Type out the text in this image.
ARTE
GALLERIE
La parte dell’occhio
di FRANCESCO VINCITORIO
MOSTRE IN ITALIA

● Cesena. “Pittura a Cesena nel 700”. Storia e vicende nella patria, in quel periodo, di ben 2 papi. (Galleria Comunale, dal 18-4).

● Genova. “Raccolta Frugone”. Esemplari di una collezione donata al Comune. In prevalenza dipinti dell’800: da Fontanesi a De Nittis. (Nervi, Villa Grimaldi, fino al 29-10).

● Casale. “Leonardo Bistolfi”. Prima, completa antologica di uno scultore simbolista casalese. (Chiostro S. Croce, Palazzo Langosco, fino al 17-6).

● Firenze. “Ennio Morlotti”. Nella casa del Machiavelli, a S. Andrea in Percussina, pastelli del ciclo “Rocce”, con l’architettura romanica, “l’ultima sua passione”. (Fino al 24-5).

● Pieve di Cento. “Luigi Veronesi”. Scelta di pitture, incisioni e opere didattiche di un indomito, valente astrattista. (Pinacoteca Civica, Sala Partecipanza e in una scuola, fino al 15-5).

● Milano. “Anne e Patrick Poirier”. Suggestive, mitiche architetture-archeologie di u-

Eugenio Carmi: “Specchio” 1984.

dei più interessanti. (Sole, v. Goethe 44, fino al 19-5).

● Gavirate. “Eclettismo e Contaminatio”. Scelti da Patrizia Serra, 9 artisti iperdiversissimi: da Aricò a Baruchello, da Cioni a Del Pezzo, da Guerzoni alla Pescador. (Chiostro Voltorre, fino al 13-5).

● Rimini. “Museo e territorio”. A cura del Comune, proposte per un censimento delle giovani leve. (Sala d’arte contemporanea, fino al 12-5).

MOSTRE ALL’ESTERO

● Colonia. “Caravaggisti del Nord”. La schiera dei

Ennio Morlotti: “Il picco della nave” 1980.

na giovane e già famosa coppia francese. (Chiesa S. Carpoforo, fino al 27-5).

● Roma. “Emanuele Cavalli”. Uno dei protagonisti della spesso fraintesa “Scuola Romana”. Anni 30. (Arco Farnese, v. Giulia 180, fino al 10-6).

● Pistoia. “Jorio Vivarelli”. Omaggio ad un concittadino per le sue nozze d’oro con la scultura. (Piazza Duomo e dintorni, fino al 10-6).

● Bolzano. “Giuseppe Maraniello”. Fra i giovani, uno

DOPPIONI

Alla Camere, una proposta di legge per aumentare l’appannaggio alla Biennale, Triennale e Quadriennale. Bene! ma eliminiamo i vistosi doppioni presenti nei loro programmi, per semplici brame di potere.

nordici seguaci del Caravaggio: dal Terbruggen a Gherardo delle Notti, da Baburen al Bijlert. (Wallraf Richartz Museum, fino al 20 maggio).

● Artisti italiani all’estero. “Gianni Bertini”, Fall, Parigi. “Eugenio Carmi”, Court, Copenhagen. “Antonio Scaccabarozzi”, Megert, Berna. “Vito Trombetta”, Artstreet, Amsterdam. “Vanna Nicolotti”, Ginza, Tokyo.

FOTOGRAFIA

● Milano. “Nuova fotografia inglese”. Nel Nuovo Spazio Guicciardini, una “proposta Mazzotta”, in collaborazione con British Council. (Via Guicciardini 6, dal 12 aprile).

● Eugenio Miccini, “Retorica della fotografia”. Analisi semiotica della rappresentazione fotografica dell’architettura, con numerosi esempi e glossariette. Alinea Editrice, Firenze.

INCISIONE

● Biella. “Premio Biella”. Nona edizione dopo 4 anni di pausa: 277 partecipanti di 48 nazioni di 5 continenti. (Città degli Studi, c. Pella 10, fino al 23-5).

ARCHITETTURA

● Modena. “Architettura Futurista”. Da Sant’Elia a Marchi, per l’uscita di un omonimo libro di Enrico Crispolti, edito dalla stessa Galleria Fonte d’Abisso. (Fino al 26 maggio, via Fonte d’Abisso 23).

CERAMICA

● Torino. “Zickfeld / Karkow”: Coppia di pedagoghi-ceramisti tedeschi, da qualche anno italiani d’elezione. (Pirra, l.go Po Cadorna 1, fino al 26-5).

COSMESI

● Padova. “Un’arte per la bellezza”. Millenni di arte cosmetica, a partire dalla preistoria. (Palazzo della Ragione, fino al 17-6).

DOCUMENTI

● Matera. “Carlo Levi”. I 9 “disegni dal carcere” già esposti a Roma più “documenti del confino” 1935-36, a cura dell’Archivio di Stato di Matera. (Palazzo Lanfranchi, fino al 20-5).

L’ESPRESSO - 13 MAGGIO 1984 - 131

▶ [TASK PROMPT] Once more, set down the full listing, verbatim.

▶ [EXERCISE RESPONSE]
Type out the text in this image.
ARTE
GALLERIE
La parte dell’occhio
di FRANCESCO VINCITORIO
MOSTRE IN ITALIA

● Cesena. “Pittura a Cesena nel 700”. Storia e vicende nella patria, in quel periodo, di ben 2 papi. (Galleria Comunale, dal 18-4).

● Genova. “Raccolta Frugone”. Esemplari di una collezione donata al Comune. In prevalenza dipinti dell’800: da Fontanesi a De Nittis. (Nervi, Villa Grimaldi, fino al 29-10).

● Casale. “Leonardo Bistolfi”. Prima, completa antologica di uno scultore simbolista casalese. (Chiostro S. Croce, Palazzo Langosco, fino al 17-6).

● Firenze. “Ennio Morlotti”. Nella casa del Machiavelli, a S. Andrea in Percussina, pastelli del ciclo “Rocce”, con l’architettura romanica, “l’ultima sua passione”. (Fino al 24-5).

● Pieve di Cento. “Luigi Veronesi”. Scelta di pitture, incisioni e opere didattiche di un indomito, valente astrattista. (Pinacoteca Civica, Sala Partecipanza e in una scuola, fino al 15-5).

● Milano. “Anne e Patrick Poirier”. Suggestive, mitiche architetture-archeologie di u-

Eugenio Carmi: “Specchio” 1984.

dei più interessanti. (Sole, v. Goethe 44, fino al 19-5).

● Gavirate. “Eclettismo e Contaminatio”. Scelti da Patrizia Serra, 9 artisti iperdiversissimi: da Aricò a Baruchello, da Cioni a Del Pezzo, da Guerzoni alla Pescador. (Chiostro Voltorre, fino al 13-5).

● Rimini. “Museo e territorio”. A cura del Comune, proposte per un censimento delle giovani leve. (Sala d’arte contemporanea, fino al 12-5).

MOSTRE ALL’ESTERO

● Colonia. “Caravaggisti del Nord”. La schiera dei

Ennio Morlotti: “Il picco della nave” 1980.

na giovane e già famosa coppia francese. (Chiesa S. Carpoforo, fino al 27-5).

● Roma. “Emanuele Cavalli”. Uno dei protagonisti della spesso fraintesa “Scuola Romana”. Anni 30. (Arco Farnese, v. Giulia 180, fino al 10-6).

● Pistoia. “Jorio Vivarelli”. Omaggio ad un concittadino per le sue nozze d’oro con la scultura. (Piazza Duomo e dintorni, fino al 10-6).

● Bolzano. “Giuseppe Maraniello”. Fra i giovani, uno

DOPPIONI

Alla Camere, una proposta di legge per aumentare l’appannaggio alla Biennale, Triennale e Quadriennale. Bene! ma eliminiamo i vistosi doppioni presenti nei loro programmi, per semplici brame di potere.

nordici seguaci del Caravaggio: dal Terbruggen a Gherardo delle Notti, da Baburen al Bijlert. (Wallraf Richartz Museum, fino al 20 maggio).

● Artisti italiani all’estero. “Gianni Bertini”, Fall, Parigi. “Eugenio Carmi”, Court, Copenhagen. “Antonio Scaccabarozzi”, Megert, Berna. “Vito Trombetta”, Artstreet, Amsterdam. “Vanna Nicolotti”, Ginza, Tokyo.

FOTOGRAFIA

● Milano. “Nuova fotografia inglese”. Nel Nuovo Spazio Guicciardini, una “proposta Mazzotta”, in collaborazione con British Council. (Via Guicciardini 6, dal 12 aprile).

● Eugenio Miccini, “Retorica della fotografia”. Analisi semiotica della rappresentazione fotografica dell’architettura, con numerosi esempi e glossariette. Alinea Editrice, Firenze.

INCISIONE

● Biella. “Premio Biella”. Nona edizione dopo 4 anni di pausa: 277 partecipanti di 48 nazioni di 5 continenti. (Città degli Studi, c. Pella 10, fino al 23-5).

ARCHITETTURA

● Modena. “Architettura Futurista”. Da Sant’Elia a Marchi, per l’uscita di un omonimo libro di Enrico Crispolti, edito dalla stessa Galleria Fonte d’Abisso. (Fino al 26 maggio, via Fonte d’Abisso 23).

CERAMICA

● Torino. “Zickfeld / Karkow”: Coppia di pedagoghi-ceramisti tedeschi, da qualche anno italiani d’elezione. (Pirra, l.go Po Cadorna 1, fino al 26-5).

COSMESI

● Padova. “Un’arte per la bellezza”. Millenni di arte cosmetica, a partire dalla preistoria. (Palazzo della Ragione, fino al 17-6).

DOCUMENTI

● Matera. “Carlo Levi”. I 9 “disegni dal carcere” già esposti a Roma più “documenti del confino” 1935-36, a cura dell’Archivio di Stato di Matera. (Palazzo Lanfranchi, fino al 20-5).

L’ESPRESSO - 13 MAGGIO 1984 - 131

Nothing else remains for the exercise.